(Region annotation items)
────────────────────────────────────────

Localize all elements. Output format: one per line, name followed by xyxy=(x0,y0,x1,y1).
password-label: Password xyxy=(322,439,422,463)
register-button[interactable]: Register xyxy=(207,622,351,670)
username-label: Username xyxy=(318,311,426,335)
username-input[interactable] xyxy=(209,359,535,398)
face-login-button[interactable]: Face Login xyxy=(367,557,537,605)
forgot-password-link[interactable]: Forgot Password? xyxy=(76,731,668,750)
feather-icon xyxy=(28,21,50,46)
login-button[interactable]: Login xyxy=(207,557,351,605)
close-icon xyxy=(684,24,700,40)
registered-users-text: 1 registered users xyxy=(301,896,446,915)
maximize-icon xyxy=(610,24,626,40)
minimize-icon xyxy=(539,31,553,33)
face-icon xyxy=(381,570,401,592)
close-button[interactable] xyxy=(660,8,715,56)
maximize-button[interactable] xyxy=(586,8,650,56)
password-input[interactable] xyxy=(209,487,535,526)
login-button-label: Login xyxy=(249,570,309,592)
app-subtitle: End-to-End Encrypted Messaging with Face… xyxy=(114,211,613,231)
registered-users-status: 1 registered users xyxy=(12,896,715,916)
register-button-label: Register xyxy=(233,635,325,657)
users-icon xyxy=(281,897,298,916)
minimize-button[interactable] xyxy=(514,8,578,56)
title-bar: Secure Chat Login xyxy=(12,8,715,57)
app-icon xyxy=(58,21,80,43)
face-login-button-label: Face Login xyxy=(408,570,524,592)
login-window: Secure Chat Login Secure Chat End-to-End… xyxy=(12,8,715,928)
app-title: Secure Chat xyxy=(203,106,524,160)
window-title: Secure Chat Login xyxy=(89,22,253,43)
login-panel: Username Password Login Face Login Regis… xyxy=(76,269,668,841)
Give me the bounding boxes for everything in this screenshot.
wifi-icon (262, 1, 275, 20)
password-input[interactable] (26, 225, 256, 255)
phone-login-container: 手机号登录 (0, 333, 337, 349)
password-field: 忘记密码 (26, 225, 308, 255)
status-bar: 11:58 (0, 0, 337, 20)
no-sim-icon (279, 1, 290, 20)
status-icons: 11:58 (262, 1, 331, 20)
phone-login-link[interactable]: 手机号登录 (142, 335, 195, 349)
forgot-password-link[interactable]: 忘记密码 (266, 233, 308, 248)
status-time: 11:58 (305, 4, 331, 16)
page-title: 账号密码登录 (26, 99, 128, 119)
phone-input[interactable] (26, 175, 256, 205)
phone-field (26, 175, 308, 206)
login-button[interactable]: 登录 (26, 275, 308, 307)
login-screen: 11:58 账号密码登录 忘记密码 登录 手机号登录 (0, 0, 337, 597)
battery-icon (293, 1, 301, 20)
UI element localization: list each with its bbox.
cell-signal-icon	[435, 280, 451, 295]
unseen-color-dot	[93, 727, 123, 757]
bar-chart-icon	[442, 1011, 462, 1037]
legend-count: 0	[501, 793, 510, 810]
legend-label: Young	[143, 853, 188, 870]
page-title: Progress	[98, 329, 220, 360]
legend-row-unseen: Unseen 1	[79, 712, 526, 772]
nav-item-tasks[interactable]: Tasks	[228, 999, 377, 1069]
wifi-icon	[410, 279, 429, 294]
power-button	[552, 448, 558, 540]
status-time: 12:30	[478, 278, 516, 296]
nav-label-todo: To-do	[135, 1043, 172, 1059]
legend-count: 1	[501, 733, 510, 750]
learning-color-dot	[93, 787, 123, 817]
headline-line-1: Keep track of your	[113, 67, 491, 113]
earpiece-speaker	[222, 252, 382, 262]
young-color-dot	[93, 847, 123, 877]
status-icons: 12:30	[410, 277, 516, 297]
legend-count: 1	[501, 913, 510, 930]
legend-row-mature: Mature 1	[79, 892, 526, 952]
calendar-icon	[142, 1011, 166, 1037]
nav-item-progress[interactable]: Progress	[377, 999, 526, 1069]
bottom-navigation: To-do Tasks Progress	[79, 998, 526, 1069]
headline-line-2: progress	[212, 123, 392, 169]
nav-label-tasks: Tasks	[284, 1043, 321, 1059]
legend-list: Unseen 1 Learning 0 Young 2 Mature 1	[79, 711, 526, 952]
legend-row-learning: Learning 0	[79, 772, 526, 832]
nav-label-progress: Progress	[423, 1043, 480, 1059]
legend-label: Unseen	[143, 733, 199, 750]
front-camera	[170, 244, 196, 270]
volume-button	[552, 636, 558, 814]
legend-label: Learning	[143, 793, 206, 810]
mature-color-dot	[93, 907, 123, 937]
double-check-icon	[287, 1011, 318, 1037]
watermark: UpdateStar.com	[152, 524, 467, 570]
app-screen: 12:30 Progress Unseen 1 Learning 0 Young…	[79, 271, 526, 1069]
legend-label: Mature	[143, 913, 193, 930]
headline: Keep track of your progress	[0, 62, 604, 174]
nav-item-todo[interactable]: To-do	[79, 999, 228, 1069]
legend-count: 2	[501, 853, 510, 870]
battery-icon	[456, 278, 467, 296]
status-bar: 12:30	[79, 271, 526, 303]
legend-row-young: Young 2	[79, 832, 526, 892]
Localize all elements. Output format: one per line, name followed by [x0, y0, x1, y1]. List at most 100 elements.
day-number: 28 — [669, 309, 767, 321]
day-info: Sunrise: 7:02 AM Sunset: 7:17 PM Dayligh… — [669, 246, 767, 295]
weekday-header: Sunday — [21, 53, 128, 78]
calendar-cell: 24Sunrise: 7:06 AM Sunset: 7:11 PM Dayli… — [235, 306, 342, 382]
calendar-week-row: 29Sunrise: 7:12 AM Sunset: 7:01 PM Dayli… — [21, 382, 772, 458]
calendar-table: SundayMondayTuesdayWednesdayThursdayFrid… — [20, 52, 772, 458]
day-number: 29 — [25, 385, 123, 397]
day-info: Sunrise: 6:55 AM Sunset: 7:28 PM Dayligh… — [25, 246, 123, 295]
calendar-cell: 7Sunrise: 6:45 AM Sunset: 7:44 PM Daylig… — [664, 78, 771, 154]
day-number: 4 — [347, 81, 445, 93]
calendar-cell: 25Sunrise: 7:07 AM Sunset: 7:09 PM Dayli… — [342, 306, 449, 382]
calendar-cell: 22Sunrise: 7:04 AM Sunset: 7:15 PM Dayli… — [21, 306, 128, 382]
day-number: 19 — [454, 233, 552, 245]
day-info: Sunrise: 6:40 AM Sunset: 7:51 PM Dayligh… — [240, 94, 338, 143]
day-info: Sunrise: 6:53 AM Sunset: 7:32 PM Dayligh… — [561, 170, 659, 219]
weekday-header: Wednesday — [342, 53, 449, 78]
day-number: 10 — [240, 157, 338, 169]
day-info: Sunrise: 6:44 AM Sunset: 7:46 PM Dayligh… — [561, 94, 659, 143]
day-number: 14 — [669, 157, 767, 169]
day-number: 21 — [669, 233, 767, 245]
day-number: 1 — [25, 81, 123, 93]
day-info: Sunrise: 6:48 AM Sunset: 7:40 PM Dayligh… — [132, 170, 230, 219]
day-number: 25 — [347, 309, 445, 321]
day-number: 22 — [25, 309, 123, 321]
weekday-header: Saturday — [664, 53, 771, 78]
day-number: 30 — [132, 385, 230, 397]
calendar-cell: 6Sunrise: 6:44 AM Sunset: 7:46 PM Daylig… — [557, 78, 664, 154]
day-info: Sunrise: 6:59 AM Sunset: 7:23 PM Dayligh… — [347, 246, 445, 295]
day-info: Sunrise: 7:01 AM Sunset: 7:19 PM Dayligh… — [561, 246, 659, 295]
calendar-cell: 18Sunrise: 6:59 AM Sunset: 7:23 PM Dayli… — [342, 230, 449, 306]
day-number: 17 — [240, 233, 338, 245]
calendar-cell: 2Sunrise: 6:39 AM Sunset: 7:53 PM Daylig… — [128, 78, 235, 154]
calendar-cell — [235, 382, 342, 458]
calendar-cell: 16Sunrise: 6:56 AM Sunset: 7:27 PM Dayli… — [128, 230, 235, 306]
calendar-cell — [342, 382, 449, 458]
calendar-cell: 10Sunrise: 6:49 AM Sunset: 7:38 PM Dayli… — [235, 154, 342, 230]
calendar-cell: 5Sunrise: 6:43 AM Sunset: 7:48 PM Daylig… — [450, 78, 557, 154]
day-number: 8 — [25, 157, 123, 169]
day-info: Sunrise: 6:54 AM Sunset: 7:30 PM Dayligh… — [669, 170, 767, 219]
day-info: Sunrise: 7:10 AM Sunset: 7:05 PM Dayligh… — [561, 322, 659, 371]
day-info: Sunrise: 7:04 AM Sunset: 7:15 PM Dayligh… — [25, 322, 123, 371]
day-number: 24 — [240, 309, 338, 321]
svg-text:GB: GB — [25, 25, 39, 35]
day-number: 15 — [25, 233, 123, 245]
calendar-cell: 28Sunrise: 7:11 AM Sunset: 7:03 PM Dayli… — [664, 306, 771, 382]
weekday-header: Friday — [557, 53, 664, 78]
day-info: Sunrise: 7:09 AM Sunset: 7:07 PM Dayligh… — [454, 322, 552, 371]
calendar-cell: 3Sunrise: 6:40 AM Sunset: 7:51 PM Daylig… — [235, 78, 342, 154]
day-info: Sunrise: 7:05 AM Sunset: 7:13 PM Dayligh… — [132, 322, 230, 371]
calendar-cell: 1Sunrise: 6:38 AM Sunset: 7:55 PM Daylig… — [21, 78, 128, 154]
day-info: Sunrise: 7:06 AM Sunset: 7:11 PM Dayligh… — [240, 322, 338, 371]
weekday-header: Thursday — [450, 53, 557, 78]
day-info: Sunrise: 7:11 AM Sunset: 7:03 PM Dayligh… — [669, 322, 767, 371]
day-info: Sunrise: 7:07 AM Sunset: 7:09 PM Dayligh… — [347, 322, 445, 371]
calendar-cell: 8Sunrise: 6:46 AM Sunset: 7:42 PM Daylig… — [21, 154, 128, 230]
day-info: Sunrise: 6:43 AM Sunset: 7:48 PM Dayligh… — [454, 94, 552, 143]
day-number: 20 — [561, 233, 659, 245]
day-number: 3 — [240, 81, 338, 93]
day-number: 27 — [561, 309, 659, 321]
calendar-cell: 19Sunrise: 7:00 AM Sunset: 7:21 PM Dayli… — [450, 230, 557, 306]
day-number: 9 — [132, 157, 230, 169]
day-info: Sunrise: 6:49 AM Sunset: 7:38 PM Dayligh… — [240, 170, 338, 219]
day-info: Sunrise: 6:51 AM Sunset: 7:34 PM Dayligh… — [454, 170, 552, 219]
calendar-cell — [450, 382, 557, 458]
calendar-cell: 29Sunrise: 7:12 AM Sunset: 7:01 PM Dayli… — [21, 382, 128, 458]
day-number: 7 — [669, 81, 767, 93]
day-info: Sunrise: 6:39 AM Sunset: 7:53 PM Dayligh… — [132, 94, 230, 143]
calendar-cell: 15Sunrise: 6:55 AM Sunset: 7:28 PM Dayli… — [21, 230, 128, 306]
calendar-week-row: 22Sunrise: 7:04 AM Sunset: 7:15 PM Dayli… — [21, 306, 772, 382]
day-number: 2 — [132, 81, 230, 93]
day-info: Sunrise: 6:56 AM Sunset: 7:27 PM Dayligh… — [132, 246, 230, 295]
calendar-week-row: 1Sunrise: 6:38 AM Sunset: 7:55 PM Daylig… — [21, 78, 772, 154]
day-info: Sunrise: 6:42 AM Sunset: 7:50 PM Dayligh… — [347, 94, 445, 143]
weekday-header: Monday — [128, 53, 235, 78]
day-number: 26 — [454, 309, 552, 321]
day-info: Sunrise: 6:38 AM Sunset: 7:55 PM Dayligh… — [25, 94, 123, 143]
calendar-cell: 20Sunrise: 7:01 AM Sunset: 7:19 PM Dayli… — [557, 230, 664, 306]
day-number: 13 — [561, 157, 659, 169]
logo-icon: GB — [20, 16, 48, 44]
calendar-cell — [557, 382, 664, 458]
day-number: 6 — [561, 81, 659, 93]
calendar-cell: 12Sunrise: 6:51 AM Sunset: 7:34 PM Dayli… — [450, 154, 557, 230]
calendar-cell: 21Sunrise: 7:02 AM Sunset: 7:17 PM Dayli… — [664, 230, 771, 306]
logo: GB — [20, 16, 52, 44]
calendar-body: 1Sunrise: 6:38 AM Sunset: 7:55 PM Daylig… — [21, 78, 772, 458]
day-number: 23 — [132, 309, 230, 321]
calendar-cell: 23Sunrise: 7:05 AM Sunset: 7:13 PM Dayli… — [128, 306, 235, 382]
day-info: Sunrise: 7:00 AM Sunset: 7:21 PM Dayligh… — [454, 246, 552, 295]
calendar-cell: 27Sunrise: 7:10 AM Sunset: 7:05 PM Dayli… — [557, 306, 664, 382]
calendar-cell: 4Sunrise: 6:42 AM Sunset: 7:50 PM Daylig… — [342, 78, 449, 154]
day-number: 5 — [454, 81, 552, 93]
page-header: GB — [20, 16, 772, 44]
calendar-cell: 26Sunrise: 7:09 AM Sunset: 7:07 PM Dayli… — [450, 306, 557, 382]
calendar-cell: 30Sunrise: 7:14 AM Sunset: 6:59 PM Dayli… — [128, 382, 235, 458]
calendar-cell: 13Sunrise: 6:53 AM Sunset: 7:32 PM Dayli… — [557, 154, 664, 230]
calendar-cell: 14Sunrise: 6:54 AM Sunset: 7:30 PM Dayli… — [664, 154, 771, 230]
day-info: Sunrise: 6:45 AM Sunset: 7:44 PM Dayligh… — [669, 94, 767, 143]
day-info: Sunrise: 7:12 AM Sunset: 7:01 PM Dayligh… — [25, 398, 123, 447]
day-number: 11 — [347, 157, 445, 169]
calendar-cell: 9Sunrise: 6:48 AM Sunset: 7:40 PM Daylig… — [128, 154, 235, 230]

────────────────────────────────────────

- _Task details_
From the items above, pick out and copy each line that contains the string "minimize". Case counts.

- _Task result_
minimize-icon xyxy=(539,31,553,33)
minimize-button[interactable] xyxy=(514,8,578,56)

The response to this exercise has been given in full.